__What you need to do__
Where a line contains the word "Signed", copy that line.

-- Begin Given data --

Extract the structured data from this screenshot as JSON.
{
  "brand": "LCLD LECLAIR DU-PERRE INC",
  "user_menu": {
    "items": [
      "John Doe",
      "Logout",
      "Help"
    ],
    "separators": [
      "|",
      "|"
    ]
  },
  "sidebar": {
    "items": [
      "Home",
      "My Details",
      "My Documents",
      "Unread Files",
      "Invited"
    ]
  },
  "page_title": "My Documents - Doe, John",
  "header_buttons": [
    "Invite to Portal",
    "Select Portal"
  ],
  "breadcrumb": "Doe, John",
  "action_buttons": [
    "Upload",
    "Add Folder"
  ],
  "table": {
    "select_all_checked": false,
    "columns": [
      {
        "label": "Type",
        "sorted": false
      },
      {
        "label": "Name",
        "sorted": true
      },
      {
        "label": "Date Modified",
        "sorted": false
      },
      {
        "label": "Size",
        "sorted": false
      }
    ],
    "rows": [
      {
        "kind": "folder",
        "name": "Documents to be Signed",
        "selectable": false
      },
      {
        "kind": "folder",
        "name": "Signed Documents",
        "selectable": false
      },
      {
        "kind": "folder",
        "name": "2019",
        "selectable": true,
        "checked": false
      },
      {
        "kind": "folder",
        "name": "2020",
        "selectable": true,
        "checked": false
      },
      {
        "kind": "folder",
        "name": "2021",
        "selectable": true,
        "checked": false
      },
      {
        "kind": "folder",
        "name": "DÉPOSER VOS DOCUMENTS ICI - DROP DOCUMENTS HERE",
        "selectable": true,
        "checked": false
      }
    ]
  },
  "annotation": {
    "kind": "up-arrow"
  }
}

-- End Given data --

__Response__
        "name": "Documents to be Signed",
        "name": "Signed Documents",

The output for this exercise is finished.